# What you are asked to do
From the entries below, copy out every line with "bottom" in it.

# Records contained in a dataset
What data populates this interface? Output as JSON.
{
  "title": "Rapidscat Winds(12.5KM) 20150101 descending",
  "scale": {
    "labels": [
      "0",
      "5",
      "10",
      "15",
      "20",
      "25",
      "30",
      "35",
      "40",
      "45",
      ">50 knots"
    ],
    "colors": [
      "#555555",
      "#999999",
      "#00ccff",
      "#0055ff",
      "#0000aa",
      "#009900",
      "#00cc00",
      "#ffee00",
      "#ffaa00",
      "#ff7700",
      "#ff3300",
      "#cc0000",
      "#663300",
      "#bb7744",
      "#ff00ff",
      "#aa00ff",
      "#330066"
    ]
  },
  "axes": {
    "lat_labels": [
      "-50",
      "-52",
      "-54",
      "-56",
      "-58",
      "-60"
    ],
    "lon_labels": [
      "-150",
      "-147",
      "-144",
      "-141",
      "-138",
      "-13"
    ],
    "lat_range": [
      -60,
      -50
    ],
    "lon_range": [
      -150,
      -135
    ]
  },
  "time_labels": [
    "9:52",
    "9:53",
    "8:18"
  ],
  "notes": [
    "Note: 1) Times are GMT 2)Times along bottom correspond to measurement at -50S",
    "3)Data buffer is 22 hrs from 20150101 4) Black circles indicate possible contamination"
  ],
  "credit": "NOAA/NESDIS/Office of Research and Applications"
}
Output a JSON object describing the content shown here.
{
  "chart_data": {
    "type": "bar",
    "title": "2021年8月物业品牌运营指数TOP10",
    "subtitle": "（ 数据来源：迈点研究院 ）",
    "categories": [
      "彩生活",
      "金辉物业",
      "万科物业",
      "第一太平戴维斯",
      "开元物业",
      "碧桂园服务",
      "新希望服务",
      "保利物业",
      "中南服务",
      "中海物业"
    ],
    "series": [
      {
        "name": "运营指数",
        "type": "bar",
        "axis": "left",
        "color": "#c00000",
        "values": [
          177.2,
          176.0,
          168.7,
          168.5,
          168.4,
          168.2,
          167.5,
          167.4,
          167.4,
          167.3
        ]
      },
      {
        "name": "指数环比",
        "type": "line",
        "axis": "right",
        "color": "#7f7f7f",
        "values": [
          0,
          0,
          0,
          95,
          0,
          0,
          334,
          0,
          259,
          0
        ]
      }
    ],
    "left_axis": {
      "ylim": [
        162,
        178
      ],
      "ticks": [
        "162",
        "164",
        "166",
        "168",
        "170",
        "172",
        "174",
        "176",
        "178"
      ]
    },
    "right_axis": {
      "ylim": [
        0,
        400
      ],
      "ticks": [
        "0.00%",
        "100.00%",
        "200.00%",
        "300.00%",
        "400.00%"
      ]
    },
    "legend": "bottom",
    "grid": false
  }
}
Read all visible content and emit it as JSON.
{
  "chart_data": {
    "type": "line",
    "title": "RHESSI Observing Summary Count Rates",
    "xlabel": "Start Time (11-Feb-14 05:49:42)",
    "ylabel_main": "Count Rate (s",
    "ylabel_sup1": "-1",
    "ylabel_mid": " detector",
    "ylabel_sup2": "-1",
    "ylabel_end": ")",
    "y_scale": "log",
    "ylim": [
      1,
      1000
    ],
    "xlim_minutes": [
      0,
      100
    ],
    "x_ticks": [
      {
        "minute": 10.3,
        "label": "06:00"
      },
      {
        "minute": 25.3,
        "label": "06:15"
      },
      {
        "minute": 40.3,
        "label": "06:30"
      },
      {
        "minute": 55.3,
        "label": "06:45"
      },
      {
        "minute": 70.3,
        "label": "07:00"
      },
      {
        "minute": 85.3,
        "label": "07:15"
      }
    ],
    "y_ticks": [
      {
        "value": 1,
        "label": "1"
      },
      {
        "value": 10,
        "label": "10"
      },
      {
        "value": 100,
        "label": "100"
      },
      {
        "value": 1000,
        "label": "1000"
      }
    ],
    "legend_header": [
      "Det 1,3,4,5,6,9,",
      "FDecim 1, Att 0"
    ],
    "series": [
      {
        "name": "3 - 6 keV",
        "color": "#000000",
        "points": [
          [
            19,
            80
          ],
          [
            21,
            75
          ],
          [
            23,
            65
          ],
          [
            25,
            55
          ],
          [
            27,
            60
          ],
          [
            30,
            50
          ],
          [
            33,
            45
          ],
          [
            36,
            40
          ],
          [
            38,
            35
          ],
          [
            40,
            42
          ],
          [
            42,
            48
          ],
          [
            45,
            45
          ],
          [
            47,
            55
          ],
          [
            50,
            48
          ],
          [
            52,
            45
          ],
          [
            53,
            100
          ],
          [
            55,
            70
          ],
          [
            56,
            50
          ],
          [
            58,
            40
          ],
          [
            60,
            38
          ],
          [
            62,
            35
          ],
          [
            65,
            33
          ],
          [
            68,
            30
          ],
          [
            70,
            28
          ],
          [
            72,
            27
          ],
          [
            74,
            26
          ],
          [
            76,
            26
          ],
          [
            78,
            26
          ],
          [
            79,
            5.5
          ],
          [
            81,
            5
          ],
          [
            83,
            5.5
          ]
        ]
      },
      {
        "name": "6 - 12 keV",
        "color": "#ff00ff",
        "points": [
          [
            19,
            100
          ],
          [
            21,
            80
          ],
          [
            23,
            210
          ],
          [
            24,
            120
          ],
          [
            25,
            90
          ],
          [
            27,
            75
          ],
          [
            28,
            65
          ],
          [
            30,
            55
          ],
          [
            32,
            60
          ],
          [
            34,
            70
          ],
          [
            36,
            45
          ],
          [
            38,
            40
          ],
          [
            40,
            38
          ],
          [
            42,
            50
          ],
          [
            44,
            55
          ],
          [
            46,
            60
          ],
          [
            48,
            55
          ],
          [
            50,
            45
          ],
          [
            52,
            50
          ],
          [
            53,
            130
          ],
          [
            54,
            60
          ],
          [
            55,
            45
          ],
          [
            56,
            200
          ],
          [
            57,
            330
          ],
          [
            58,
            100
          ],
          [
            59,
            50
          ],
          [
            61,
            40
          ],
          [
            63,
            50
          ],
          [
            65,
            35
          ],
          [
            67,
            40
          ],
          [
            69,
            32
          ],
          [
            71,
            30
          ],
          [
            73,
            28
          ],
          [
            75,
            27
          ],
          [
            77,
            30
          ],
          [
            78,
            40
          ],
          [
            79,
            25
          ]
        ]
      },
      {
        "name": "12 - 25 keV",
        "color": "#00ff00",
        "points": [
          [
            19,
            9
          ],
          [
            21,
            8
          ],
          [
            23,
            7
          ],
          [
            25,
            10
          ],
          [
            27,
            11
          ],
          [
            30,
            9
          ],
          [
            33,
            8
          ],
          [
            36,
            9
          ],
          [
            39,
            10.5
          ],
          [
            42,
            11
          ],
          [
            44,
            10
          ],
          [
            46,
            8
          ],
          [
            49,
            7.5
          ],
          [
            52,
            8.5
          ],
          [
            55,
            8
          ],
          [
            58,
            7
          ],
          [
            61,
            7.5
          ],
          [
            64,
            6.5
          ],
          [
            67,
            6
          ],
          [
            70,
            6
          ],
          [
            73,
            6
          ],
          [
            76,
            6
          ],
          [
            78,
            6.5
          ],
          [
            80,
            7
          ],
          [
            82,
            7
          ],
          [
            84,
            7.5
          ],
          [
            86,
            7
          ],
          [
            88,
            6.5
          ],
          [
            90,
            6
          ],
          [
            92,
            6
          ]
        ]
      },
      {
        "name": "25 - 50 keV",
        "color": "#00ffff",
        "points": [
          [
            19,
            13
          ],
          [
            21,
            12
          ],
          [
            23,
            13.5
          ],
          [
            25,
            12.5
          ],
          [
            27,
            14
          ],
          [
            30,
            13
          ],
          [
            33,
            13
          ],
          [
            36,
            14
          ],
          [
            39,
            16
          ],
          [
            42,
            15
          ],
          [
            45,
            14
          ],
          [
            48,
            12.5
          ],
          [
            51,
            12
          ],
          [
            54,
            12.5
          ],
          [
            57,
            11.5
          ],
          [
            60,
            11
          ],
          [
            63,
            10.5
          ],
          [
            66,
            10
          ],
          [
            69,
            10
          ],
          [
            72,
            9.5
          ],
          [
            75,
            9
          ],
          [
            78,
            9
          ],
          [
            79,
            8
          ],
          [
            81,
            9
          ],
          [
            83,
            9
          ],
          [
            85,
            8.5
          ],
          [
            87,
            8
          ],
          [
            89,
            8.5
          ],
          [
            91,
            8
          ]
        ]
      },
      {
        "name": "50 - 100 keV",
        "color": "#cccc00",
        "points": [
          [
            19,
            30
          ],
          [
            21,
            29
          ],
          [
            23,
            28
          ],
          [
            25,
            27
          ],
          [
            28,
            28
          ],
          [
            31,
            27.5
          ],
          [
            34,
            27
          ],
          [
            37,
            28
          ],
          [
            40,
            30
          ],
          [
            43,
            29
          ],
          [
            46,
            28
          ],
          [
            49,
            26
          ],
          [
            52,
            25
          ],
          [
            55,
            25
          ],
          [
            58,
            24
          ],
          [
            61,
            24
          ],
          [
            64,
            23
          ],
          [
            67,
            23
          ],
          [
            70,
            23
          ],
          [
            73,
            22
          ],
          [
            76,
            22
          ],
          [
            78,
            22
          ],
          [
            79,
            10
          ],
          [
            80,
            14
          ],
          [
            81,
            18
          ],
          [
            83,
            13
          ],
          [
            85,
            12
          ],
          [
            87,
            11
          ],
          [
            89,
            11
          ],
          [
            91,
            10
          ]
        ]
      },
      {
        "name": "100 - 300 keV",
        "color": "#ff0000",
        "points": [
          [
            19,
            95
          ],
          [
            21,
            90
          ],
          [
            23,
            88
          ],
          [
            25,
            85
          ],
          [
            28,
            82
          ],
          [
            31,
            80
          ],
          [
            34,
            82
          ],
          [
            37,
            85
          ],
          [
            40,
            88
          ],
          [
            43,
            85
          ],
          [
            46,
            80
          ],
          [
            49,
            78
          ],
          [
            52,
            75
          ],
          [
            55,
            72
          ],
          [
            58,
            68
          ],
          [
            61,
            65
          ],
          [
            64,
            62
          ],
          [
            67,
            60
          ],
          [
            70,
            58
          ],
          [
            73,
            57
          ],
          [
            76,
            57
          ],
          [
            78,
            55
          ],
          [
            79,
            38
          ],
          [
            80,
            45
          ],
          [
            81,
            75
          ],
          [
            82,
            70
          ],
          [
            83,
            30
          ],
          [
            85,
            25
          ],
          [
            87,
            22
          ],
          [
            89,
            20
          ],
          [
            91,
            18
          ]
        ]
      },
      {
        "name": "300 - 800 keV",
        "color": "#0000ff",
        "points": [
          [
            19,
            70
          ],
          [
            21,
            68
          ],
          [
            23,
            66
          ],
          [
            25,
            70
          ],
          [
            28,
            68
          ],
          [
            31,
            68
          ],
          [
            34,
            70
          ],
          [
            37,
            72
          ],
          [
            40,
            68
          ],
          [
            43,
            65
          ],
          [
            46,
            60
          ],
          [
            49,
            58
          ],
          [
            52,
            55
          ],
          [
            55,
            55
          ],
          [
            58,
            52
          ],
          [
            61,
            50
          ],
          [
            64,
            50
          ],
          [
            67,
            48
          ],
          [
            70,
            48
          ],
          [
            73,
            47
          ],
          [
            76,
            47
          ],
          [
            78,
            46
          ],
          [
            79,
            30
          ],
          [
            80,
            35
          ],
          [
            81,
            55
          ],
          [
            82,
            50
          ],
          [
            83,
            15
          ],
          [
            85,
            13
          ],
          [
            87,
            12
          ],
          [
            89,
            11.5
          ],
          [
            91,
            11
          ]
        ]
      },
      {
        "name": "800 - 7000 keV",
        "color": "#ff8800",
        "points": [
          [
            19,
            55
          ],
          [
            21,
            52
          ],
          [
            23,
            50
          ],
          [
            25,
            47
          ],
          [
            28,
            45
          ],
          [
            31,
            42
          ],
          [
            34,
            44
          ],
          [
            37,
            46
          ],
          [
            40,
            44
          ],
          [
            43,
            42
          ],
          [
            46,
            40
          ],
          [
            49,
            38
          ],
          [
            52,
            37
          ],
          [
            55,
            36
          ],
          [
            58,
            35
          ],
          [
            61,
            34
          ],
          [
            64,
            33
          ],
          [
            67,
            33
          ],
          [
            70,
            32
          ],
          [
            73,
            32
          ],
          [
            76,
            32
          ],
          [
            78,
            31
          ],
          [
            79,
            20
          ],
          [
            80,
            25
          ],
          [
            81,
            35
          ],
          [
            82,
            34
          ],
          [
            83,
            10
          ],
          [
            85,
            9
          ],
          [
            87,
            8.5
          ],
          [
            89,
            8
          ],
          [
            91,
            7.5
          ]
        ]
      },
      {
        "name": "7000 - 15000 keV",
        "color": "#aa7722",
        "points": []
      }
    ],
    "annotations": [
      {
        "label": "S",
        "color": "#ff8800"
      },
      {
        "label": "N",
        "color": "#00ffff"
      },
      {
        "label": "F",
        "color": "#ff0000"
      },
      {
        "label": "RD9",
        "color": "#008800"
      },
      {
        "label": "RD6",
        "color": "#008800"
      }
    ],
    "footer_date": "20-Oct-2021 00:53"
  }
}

# Result below
    "Note: 1) Times are GMT 2)Times along bottom correspond to measurement at -50S",
    "legend": "bottom",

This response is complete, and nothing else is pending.